++++ Document segment
Parallelism

SPIRES leverages two levels of parallelism to accelerate reservoir simulation and training: OpenMP for neuron-level updates and BLAS/LAPACK for linear algebra operations. Understanding how these interact — and how to configure them — is important for achieving good performance, especially on multi-core systems.

OpenMP: Neuron Updates

The most computationally intensive part of reservoir simulation is updating the membrane potential of every neuron at each time step. For fractional neurons with history length $L$ , each neuron requires an $O(L)$ dot product over its voltage history. With $N$ neurons, the total per-step cost is $O(N \cdot L)$ .

SPIRES parallelizes the outer loop over neurons using OpenMP:


/* Simplified pseudocode of the internal update loop */
#pragma omp parallel for schedule(dynamic)
for (int i = 0; i < num_neurons; i++) {
    /* Compute synaptic input for neuron i */
    /* Compute history sum (GL coefficients dot voltage history) */
    /* Update membrane potential */
    /* Check threshold and reset */
}

Each neuron’s update is independent of other neurons at the same time step (they depend on the previous time step’s states, which are fixed). This makes the parallelization embarrassingly parallel with no synchronization overhead.

When OpenMP Helps

OpenMP parallelism is most beneficial when:

Fractional neurons are used (the $O(L)$ history sum dominates).
Large reservoirs are used ( $N > 200$ ).
Multiple cores are available (2+ physical cores).

For small reservoirs with integer-order LIF neurons, the per-step cost is $O(N)$ and the OpenMP overhead (thread creation, synchronization) may exceed the savings. In this case, single-threaded execution can be faster.

BLAS/LAPACK: Linear Algebra

SPIRES uses BLAS (Basic Linear Algebra Subprograms) and LAPACKE (C interface to LAPACK) for matrix operations during training:

dgemm: Matrix-matrix multiplication for computing $\Phi^\top \Phi$ and $\Phi^\top Y$ in ridge regression.
++++++++
++++ Records
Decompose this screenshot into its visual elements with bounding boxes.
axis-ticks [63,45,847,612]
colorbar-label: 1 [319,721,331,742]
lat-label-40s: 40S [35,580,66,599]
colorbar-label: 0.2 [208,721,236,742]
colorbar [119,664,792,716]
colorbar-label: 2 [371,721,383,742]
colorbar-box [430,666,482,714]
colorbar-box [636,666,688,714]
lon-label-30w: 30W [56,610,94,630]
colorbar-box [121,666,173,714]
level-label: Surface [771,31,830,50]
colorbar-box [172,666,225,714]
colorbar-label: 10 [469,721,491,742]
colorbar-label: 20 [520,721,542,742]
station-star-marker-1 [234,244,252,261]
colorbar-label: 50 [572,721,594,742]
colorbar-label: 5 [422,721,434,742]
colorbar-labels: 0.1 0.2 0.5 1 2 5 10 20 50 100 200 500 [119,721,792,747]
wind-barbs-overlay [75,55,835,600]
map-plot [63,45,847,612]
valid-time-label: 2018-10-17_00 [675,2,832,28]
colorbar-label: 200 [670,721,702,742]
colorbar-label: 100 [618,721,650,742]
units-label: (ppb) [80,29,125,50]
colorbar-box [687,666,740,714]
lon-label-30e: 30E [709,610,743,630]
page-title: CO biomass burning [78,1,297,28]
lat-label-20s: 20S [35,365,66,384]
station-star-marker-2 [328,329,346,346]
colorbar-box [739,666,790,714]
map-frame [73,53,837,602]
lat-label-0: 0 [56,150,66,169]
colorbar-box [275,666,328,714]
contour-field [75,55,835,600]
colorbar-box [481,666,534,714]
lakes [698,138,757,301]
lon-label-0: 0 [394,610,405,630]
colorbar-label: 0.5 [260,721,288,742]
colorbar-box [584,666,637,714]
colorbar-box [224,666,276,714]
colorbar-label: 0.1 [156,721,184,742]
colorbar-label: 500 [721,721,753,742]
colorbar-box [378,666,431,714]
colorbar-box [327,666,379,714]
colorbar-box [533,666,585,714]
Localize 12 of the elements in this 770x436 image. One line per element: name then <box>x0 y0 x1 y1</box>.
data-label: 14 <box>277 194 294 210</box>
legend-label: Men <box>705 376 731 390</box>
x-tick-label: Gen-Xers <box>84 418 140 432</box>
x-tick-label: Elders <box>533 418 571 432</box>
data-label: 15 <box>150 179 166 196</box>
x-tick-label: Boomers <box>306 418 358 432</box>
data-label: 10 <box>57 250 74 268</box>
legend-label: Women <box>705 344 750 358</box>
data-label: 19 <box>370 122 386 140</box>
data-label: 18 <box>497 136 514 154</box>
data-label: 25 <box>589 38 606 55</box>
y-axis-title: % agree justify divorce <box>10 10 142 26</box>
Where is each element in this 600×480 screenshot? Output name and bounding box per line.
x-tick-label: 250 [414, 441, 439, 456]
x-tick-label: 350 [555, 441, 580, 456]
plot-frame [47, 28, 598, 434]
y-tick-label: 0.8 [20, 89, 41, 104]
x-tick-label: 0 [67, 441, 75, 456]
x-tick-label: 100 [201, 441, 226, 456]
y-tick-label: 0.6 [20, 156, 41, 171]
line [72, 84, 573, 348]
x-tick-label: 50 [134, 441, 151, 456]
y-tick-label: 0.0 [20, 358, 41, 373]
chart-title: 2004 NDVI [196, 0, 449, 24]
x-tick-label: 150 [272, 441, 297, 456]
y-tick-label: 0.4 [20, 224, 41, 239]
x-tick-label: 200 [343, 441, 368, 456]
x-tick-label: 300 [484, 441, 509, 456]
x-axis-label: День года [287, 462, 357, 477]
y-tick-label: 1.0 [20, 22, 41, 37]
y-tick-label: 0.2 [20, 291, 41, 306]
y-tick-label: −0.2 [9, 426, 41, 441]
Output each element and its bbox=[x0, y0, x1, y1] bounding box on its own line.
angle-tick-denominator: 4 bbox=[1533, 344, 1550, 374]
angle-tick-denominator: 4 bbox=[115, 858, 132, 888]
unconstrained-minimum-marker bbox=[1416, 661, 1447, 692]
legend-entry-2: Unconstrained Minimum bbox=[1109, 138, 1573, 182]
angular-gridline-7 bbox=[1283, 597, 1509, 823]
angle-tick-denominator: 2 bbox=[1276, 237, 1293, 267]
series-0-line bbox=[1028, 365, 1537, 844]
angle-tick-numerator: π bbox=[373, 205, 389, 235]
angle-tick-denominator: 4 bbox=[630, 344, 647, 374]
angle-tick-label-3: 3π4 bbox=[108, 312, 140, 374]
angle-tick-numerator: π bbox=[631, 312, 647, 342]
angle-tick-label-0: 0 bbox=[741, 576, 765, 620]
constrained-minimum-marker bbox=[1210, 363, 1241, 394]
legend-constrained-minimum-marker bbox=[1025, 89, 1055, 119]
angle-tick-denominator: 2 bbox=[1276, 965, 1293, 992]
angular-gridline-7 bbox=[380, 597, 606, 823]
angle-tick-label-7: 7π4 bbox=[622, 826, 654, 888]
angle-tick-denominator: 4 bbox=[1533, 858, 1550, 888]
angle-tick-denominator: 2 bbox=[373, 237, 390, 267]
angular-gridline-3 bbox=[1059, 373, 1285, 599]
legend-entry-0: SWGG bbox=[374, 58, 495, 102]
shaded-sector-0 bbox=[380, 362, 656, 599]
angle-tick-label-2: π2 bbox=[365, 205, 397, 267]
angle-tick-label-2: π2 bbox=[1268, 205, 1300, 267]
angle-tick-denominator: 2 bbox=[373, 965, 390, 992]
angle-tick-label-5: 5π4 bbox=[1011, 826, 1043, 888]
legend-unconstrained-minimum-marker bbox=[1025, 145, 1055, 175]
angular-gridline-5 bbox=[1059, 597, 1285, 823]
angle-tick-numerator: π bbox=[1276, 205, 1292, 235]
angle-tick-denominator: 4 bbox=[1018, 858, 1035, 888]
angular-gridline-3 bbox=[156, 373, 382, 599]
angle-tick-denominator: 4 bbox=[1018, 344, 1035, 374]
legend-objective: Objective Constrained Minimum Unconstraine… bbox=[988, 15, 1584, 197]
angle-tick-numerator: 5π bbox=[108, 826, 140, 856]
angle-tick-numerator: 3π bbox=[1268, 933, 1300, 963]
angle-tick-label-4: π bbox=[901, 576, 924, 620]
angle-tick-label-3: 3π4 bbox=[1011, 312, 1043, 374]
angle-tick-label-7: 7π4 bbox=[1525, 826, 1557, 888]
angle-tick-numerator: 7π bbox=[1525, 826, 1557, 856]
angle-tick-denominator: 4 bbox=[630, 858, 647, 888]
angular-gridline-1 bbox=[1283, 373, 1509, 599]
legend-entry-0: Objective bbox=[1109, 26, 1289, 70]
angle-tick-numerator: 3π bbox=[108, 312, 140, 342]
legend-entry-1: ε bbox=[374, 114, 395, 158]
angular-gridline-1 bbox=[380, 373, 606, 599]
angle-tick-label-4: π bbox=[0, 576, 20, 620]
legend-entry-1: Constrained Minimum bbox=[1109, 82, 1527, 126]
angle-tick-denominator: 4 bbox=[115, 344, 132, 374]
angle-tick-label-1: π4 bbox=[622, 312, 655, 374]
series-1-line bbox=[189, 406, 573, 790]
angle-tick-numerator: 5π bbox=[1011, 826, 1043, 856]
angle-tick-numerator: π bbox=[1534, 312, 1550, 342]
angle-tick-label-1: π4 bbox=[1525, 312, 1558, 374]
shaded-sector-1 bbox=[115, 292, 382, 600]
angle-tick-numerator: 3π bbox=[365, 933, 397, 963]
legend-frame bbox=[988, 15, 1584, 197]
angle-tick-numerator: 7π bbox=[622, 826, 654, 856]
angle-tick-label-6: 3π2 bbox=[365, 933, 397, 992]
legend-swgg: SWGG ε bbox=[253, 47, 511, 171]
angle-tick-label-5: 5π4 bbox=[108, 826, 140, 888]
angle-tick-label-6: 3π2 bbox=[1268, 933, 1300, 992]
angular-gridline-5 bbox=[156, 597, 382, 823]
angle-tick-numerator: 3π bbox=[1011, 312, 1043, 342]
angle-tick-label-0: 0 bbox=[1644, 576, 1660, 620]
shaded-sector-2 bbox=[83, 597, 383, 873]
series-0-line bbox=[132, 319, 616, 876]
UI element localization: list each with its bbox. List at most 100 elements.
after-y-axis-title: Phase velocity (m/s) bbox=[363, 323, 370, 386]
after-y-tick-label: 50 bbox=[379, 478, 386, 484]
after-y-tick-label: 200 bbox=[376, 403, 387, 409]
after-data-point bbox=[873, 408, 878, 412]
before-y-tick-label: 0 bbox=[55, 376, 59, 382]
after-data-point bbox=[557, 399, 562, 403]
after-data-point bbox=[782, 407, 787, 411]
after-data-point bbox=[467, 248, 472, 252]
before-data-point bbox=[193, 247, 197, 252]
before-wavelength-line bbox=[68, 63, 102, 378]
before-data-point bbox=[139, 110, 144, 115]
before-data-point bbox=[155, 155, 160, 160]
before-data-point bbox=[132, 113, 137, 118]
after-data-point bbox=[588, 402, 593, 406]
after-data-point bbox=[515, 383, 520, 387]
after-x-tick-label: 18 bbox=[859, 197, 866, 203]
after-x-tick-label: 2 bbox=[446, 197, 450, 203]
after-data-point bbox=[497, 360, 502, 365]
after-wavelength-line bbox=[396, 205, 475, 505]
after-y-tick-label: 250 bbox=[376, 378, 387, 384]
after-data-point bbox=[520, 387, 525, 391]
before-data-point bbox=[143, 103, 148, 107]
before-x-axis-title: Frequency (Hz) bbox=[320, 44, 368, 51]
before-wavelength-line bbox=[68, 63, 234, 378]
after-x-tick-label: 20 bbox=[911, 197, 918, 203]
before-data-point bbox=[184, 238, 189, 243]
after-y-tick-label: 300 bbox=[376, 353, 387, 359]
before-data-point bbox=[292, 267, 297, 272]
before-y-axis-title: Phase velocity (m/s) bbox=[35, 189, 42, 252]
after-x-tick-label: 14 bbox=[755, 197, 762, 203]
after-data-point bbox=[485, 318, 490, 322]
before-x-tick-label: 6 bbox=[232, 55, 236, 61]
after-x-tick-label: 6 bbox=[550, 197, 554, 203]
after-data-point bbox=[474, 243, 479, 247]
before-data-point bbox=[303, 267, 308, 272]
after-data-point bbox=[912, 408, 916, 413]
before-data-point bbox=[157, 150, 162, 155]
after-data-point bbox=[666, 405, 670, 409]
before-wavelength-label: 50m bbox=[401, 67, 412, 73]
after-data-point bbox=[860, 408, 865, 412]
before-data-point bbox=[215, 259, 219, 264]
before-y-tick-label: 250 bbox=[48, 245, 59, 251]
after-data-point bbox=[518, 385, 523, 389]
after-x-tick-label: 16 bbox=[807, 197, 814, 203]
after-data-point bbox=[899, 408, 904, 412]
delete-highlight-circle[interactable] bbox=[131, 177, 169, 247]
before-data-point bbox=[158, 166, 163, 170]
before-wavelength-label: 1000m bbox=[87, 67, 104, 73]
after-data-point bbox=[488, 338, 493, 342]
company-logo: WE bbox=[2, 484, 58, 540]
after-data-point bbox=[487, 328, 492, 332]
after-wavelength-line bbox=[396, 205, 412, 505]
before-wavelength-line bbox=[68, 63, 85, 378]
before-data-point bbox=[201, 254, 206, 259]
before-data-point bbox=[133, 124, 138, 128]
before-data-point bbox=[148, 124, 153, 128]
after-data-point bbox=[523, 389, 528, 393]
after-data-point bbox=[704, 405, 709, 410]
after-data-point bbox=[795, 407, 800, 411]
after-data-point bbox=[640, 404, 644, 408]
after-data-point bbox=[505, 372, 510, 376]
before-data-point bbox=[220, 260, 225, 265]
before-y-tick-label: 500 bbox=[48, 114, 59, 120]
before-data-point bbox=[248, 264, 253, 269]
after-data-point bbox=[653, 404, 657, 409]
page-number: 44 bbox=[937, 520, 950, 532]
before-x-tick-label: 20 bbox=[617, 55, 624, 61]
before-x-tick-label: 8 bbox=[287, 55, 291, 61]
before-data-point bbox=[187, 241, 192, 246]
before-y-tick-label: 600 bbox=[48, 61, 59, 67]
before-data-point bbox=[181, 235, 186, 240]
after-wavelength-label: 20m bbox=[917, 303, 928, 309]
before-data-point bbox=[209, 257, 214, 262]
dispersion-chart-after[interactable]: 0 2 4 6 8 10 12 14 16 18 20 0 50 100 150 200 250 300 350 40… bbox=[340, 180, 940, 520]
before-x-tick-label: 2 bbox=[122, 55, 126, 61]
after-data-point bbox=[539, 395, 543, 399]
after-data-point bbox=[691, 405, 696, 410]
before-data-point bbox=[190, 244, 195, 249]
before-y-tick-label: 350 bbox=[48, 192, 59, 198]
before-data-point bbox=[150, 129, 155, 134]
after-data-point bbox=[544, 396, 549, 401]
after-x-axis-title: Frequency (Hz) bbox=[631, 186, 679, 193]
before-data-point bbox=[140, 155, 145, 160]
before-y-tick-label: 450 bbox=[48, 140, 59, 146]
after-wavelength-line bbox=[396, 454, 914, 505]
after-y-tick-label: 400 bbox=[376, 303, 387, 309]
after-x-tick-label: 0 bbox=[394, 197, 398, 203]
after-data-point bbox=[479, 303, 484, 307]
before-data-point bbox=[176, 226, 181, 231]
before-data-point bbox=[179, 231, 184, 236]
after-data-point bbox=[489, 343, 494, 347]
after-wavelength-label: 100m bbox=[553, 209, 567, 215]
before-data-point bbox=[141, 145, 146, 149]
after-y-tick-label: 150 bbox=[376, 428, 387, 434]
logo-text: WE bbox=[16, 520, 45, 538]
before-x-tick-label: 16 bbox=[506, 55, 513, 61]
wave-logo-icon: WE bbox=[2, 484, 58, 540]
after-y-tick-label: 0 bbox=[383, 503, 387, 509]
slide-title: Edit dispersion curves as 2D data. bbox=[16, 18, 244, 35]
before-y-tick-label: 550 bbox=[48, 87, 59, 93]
++++++++
> Goal of the exercise
Quote the SPIRES parallelism page word for word, beginning at the words "Each neuron’s update" and stopping after "no synchronization overhead.". The records are separate material, apart from the SPIRES parallelism page.

> Worked answer
Each neuron’s update is independent of other neurons at the same time step (they depend on the previous time step’s states, which are fixed). This makes the parallelization embarrassingly parallel with no synchronization overhead.